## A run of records
* Start *

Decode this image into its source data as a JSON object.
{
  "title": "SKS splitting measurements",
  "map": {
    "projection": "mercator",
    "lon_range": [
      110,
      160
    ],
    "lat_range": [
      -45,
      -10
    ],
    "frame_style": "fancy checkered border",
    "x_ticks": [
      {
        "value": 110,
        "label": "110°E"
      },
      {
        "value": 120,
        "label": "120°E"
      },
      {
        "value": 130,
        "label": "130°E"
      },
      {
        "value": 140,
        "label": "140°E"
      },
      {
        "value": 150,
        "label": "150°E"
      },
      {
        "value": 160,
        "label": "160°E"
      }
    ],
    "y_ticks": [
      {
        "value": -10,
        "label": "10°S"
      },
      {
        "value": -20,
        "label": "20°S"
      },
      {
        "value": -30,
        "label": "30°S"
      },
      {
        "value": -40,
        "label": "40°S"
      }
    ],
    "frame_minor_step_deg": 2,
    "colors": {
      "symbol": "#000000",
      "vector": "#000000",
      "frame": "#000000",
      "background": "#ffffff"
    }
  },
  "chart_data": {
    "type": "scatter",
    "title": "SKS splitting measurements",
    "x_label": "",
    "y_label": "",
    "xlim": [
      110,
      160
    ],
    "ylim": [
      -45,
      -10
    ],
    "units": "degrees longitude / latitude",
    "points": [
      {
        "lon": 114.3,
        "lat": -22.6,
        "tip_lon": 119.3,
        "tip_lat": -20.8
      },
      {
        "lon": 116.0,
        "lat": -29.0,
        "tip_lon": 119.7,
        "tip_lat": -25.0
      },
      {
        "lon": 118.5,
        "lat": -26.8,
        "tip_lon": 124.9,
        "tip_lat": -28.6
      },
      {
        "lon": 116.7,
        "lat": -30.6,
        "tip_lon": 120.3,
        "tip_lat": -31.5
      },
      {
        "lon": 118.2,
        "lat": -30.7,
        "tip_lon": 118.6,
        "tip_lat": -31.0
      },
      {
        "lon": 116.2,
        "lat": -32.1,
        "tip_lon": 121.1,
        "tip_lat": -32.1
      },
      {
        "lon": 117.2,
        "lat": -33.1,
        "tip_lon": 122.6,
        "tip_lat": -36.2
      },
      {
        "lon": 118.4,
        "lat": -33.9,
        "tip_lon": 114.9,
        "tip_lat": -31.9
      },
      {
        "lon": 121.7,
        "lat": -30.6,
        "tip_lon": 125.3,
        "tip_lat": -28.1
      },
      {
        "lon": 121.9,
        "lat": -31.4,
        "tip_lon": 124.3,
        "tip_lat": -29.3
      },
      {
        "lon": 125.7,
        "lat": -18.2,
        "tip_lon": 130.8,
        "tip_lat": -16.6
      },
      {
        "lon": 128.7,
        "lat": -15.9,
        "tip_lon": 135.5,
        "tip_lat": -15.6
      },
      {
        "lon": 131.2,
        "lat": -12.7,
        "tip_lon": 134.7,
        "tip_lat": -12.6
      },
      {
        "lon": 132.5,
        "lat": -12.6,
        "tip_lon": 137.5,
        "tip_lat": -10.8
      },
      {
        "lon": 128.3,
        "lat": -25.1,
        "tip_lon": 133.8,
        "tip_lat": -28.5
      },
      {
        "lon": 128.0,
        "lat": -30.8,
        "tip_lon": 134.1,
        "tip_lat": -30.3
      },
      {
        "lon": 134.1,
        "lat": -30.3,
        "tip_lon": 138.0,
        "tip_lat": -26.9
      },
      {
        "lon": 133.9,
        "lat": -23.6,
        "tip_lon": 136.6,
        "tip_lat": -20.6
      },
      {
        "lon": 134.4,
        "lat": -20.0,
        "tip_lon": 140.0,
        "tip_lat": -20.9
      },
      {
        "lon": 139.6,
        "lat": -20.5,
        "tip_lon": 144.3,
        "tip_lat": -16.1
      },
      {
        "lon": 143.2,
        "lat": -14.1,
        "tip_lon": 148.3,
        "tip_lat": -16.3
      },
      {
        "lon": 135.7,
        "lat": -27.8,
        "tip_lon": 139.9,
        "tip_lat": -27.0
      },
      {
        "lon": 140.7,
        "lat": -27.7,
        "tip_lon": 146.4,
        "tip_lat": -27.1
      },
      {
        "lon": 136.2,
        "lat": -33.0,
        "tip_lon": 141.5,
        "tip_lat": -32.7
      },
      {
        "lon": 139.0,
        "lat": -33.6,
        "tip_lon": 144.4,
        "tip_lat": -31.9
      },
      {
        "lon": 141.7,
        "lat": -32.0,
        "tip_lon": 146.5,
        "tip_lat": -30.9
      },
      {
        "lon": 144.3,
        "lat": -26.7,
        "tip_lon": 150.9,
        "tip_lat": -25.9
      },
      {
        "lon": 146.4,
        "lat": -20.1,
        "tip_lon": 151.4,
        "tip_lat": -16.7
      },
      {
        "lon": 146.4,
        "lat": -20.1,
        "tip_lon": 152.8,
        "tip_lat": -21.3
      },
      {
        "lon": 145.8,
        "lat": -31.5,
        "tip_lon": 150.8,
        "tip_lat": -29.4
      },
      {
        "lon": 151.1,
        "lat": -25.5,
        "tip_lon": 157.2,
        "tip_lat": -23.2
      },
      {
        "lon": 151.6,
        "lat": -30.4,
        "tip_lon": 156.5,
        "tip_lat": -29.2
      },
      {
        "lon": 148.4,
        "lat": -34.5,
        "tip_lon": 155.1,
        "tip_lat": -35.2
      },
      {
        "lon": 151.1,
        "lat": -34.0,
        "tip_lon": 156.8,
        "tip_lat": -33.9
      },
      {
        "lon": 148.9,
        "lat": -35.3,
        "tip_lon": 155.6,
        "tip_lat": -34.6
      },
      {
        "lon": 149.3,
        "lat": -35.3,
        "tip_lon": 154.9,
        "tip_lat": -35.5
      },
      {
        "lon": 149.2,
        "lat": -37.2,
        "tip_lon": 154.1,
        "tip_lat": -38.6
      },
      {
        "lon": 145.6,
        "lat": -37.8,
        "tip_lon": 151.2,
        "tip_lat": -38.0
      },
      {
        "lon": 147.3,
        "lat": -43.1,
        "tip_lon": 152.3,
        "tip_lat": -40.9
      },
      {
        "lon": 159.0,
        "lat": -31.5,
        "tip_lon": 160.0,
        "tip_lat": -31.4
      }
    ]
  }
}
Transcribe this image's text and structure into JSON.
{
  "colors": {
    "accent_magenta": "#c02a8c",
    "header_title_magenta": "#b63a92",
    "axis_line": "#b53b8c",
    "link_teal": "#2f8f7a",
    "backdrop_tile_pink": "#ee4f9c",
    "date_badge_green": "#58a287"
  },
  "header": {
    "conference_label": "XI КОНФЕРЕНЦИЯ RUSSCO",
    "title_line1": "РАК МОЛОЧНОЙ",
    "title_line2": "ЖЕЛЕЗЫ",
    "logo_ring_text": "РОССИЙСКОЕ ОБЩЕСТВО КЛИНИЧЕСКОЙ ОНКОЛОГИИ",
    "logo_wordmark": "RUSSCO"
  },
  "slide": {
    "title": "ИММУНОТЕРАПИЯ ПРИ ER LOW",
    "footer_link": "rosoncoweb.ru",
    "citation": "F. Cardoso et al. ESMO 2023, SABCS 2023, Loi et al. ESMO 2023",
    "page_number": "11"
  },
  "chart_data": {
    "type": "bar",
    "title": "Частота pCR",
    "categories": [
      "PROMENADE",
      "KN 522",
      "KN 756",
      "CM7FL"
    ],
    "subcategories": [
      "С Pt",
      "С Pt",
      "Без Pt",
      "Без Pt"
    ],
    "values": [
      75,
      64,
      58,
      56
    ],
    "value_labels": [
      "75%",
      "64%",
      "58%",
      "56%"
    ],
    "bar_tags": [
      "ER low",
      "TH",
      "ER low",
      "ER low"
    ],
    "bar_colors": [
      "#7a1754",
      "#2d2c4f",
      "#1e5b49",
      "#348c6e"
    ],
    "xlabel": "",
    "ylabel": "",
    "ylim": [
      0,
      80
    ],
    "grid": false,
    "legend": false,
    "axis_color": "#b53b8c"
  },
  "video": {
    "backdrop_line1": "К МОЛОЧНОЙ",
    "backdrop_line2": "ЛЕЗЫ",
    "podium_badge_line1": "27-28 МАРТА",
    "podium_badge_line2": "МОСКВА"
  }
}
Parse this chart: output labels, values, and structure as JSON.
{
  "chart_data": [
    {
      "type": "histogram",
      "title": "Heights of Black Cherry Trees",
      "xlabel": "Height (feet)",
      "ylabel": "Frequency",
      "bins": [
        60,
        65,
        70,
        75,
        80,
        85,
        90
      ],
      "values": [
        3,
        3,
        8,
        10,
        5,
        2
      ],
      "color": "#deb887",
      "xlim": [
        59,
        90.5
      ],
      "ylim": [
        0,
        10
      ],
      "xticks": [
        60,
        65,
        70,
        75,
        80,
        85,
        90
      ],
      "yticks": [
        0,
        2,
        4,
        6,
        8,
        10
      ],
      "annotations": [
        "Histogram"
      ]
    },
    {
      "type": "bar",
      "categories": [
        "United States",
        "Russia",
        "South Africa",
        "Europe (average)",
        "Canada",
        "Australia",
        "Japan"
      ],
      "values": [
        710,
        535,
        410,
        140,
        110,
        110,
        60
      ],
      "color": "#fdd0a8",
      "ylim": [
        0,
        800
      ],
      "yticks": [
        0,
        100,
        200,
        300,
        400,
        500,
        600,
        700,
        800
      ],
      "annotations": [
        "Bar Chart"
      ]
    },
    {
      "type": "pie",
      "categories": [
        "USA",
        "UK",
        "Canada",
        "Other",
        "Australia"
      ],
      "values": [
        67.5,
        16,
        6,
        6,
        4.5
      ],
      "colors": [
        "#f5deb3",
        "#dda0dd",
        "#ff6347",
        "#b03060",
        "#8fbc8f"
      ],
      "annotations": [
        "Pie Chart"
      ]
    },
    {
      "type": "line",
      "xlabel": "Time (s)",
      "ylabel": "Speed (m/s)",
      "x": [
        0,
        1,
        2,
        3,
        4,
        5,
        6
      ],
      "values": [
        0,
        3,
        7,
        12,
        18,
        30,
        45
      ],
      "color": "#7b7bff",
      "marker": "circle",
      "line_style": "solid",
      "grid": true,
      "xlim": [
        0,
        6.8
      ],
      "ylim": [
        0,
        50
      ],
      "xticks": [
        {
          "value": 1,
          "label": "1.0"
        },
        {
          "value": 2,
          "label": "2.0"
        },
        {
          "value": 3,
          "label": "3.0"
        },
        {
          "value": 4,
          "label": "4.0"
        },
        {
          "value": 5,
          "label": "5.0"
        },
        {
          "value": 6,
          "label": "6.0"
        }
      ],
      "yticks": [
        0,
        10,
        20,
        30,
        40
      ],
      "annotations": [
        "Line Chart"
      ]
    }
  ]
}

* End *

## WHAT THE TASK REQUIRES
Scan the lines for the string "type". Copy out each line that matches.

## ANSWER FOR THIS EXERCISE
    "type": "scatter",
    "type": "bar",
      "type": "histogram",
      "type": "bar",
      "type": "pie",
      "type": "line",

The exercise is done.